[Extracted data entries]
══════════

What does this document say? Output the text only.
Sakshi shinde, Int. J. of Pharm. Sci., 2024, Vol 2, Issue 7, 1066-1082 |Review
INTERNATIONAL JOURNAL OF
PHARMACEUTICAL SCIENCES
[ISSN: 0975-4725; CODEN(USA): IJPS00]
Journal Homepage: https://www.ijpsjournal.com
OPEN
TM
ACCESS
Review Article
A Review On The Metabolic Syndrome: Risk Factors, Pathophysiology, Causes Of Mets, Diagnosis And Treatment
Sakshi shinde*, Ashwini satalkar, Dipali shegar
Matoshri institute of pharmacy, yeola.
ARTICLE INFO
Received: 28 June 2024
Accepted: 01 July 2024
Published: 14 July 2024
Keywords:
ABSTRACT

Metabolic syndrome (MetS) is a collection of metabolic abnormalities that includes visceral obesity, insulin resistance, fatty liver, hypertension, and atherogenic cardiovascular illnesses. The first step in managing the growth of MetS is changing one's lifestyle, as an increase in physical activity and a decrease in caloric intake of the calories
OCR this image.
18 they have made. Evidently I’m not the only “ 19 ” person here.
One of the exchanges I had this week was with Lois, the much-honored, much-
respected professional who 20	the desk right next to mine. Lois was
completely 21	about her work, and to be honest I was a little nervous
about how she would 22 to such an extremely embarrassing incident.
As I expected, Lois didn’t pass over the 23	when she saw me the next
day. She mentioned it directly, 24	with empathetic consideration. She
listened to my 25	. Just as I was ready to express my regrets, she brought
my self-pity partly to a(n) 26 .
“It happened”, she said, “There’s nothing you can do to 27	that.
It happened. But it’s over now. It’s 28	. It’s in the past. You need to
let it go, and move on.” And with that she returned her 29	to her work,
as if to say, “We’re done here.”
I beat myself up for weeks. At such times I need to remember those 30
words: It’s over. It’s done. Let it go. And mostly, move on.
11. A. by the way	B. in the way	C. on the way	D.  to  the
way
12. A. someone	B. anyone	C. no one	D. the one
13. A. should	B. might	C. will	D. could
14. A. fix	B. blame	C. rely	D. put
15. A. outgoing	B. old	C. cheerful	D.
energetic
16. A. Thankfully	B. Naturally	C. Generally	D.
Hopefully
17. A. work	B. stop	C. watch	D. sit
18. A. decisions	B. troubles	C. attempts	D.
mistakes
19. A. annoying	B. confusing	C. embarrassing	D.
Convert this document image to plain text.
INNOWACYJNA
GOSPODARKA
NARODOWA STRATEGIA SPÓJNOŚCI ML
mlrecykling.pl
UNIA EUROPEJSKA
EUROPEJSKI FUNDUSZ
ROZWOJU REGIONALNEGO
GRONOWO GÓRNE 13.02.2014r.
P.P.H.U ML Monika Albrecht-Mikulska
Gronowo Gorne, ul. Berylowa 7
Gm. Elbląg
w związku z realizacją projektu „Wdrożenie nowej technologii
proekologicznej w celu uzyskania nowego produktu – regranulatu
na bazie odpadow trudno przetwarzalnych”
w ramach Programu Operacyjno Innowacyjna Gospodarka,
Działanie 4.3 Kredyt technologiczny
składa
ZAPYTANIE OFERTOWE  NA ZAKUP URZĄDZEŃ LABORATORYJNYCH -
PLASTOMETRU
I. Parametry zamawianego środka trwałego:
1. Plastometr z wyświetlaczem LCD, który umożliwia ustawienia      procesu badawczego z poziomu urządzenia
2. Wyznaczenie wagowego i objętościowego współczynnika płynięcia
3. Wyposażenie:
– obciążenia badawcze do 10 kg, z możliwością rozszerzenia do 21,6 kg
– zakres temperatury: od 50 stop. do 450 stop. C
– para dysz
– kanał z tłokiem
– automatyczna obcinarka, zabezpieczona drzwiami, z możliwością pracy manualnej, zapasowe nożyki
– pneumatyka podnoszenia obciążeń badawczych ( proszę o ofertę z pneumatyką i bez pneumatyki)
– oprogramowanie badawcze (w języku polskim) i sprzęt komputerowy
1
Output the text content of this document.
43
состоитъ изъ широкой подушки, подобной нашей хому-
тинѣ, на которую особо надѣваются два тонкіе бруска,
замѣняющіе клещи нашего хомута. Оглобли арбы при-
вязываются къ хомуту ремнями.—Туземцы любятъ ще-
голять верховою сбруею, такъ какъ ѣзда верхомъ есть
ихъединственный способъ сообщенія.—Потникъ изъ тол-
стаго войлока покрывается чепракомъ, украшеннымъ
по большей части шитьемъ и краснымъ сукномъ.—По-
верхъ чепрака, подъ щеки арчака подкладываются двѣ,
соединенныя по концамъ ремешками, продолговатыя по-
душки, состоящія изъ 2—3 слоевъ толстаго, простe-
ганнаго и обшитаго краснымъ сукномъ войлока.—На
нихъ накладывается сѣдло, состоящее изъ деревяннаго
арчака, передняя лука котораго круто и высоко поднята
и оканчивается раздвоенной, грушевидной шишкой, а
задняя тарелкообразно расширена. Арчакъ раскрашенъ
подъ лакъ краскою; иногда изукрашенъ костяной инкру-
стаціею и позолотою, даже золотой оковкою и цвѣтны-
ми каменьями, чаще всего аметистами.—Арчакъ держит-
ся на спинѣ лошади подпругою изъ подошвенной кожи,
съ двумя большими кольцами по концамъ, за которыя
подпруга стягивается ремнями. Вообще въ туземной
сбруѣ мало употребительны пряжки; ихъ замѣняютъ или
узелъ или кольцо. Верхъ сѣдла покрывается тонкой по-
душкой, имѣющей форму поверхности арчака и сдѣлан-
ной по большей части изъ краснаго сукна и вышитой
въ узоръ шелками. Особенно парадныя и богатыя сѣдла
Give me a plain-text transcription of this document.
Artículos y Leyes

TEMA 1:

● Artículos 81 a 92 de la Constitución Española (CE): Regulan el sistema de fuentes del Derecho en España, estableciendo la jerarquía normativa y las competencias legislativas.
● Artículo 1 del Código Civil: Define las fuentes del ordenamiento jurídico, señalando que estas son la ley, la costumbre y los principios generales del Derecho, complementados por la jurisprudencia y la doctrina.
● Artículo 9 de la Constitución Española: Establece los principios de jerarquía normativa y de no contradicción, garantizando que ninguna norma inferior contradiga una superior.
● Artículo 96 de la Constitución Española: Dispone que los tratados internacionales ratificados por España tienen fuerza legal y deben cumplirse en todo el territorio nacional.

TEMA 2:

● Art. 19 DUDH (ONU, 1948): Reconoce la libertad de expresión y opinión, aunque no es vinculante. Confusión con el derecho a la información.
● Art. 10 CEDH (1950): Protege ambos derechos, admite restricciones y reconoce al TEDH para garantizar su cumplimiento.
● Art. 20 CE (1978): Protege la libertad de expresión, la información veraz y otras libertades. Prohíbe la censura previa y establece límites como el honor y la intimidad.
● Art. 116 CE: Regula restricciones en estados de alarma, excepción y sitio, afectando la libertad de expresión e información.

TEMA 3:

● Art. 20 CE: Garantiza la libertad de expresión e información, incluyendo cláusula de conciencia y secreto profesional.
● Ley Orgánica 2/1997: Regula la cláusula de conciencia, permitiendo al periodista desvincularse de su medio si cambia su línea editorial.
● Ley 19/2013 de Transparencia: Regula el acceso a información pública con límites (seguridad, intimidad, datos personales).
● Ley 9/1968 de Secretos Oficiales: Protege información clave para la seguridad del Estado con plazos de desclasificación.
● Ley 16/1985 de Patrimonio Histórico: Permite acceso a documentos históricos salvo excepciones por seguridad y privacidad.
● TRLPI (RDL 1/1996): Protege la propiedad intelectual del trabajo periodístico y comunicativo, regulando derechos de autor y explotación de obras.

══════════

Nothing may be left out: return each entry exactly as it reads.

*TASK ANSWER:*
What does this document say? Output the text only.
Sakshi shinde, Int. J. of Pharm. Sci., 2024, Vol 2, Issue 7, 1066-1082 |Review
INTERNATIONAL JOURNAL OF
PHARMACEUTICAL SCIENCES
[ISSN: 0975-4725; CODEN(USA): IJPS00]
Journal Homepage: https://www.ijpsjournal.com
OPEN
TM
ACCESS
Review Article
A Review On The Metabolic Syndrome: Risk Factors, Pathophysiology, Causes Of Mets, Diagnosis And Treatment
Sakshi shinde*, Ashwini satalkar, Dipali shegar
Matoshri institute of pharmacy, yeola.
ARTICLE INFO
Received: 28 June 2024
Accepted: 01 July 2024
Published: 14 July 2024
Keywords:
ABSTRACT

Metabolic syndrome (MetS) is a collection of metabolic abnormalities that includes visceral obesity, insulin resistance, fatty liver, hypertension, and atherogenic cardiovascular illnesses. The first step in managing the growth of MetS is changing one's lifestyle, as an increase in physical activity and a decrease in caloric intake of the calories
OCR this image.
18 they have made. Evidently I’m not the only “ 19 ” person here.
One of the exchanges I had this week was with Lois, the much-honored, much-
respected professional who 20	the desk right next to mine. Lois was
completely 21	about her work, and to be honest I was a little nervous
about how she would 22 to such an extremely embarrassing incident.
As I expected, Lois didn’t pass over the 23	when she saw me the next
day. She mentioned it directly, 24	with empathetic consideration. She
listened to my 25	. Just as I was ready to express my regrets, she brought
my self-pity partly to a(n) 26 .
“It happened”, she said, “There’s nothing you can do to 27	that.
It happened. But it’s over now. It’s 28	. It’s in the past. You need to
let it go, and move on.” And with that she returned her 29	to her work,
as if to say, “We’re done here.”
I beat myself up for weeks. At such times I need to remember those 30
words: It’s over. It’s done. Let it go. And mostly, move on.
11. A. by the way	B. in the way	C. on the way	D.  to  the
way
12. A. someone	B. anyone	C. no one	D. the one
13. A. should	B. might	C. will	D. could
14. A. fix	B. blame	C. rely	D. put
15. A. outgoing	B. old	C. cheerful	D.
energetic
16. A. Thankfully	B. Naturally	C. Generally	D.
Hopefully
17. A. work	B. stop	C. watch	D. sit
18. A. decisions	B. troubles	C. attempts	D.
mistakes
19. A. annoying	B. confusing	C. embarrassing	D.
Convert this document image to plain text.
INNOWACYJNA
GOSPODARKA
NARODOWA STRATEGIA SPÓJNOŚCI ML
mlrecykling.pl
UNIA EUROPEJSKA
EUROPEJSKI FUNDUSZ
ROZWOJU REGIONALNEGO
GRONOWO GÓRNE 13.02.2014r.
P.P.H.U ML Monika Albrecht-Mikulska
Gronowo Gorne, ul. Berylowa 7
Gm. Elbląg
w związku z realizacją projektu „Wdrożenie nowej technologii
proekologicznej w celu uzyskania nowego produktu – regranulatu
na bazie odpadow trudno przetwarzalnych”
w ramach Programu Operacyjno Innowacyjna Gospodarka,
Działanie 4.3 Kredyt technologiczny
składa
ZAPYTANIE OFERTOWE  NA ZAKUP URZĄDZEŃ LABORATORYJNYCH -
PLASTOMETRU
I. Parametry zamawianego środka trwałego:
1. Plastometr z wyświetlaczem LCD, który umożliwia ustawienia      procesu badawczego z poziomu urządzenia
2. Wyznaczenie wagowego i objętościowego współczynnika płynięcia
3. Wyposażenie:
– obciążenia badawcze do 10 kg, z możliwością rozszerzenia do 21,6 kg
– zakres temperatury: od 50 stop. do 450 stop. C
– para dysz
– kanał z tłokiem
– automatyczna obcinarka, zabezpieczona drzwiami, z możliwością pracy manualnej, zapasowe nożyki
– pneumatyka podnoszenia obciążeń badawczych ( proszę o ofertę z pneumatyką i bez pneumatyki)
– oprogramowanie badawcze (w języku polskim) i sprzęt komputerowy
1
Output the text content of this document.
43
состоитъ изъ широкой подушки, подобной нашей хому-
тинѣ, на которую особо надѣваются два тонкіе бруска,
замѣняющіе клещи нашего хомута. Оглобли арбы при-
вязываются къ хомуту ремнями.—Туземцы любятъ ще-
голять верховою сбруею, такъ какъ ѣзда верхомъ есть
ихъединственный способъ сообщенія.—Потникъ изъ тол-
стаго войлока покрывается чепракомъ, украшеннымъ
по большей части шитьемъ и краснымъ сукномъ.—По-
верхъ чепрака, подъ щеки арчака подкладываются двѣ,
соединенныя по концамъ ремешками, продолговатыя по-
душки, состоящія изъ 2—3 слоевъ толстаго, простe-
ганнаго и обшитаго краснымъ сукномъ войлока.—На
нихъ накладывается сѣдло, состоящее изъ деревяннаго
арчака, передняя лука котораго круто и высоко поднята
и оканчивается раздвоенной, грушевидной шишкой, а
задняя тарелкообразно расширена. Арчакъ раскрашенъ
подъ лакъ краскою; иногда изукрашенъ костяной инкру-
стаціею и позолотою, даже золотой оковкою и цвѣтны-
ми каменьями, чаще всего аметистами.—Арчакъ держит-
ся на спинѣ лошади подпругою изъ подошвенной кожи,
съ двумя большими кольцами по концамъ, за которыя
подпруга стягивается ремнями. Вообще въ туземной
сбруѣ мало употребительны пряжки; ихъ замѣняютъ или
узелъ или кольцо. Верхъ сѣдла покрывается тонкой по-
душкой, имѣющей форму поверхности арчака и сдѣлан-
ной по большей части изъ краснаго сукна и вышитой
въ узоръ шелками. Особенно парадныя и богатыя сѣдла
Give me a plain-text transcription of this document.
Artículos y Leyes

TEMA 1:

● Artículos 81 a 92 de la Constitución Española (CE): Regulan el sistema de fuentes del Derecho en España, estableciendo la jerarquía normativa y las competencias legislativas.
● Artículo 1 del Código Civil: Define las fuentes del ordenamiento jurídico, señalando que estas son la ley, la costumbre y los principios generales del Derecho, complementados por la jurisprudencia y la doctrina.
● Artículo 9 de la Constitución Española: Establece los principios de jerarquía normativa y de no contradicción, garantizando que ninguna norma inferior contradiga una superior.
● Artículo 96 de la Constitución Española: Dispone que los tratados internacionales ratificados por España tienen fuerza legal y deben cumplirse en todo el territorio nacional.

TEMA 2:

● Art. 19 DUDH (ONU, 1948): Reconoce la libertad de expresión y opinión, aunque no es vinculante. Confusión con el derecho a la información.
● Art. 10 CEDH (1950): Protege ambos derechos, admite restricciones y reconoce al TEDH para garantizar su cumplimiento.
● Art. 20 CE (1978): Protege la libertad de expresión, la información veraz y otras libertades. Prohíbe la censura previa y establece límites como el honor y la intimidad.
● Art. 116 CE: Regula restricciones en estados de alarma, excepción y sitio, afectando la libertad de expresión e información.

TEMA 3:

● Art. 20 CE: Garantiza la libertad de expresión e información, incluyendo cláusula de conciencia y secreto profesional.
● Ley Orgánica 2/1997: Regula la cláusula de conciencia, permitiendo al periodista desvincularse de su medio si cambia su línea editorial.
● Ley 19/2013 de Transparencia: Regula el acceso a información pública con límites (seguridad, intimidad, datos personales).
● Ley 9/1968 de Secretos Oficiales: Protege información clave para la seguridad del Estado con plazos de desclasificación.
● Ley 16/1985 de Patrimonio Histórico: Permite acceso a documentos históricos salvo excepciones por seguridad y privacidad.
● TRLPI (RDL 1/1996): Protege la propiedad intelectual del trabajo periodístico y comunicativo, regulando derechos de autor y explotación de obras.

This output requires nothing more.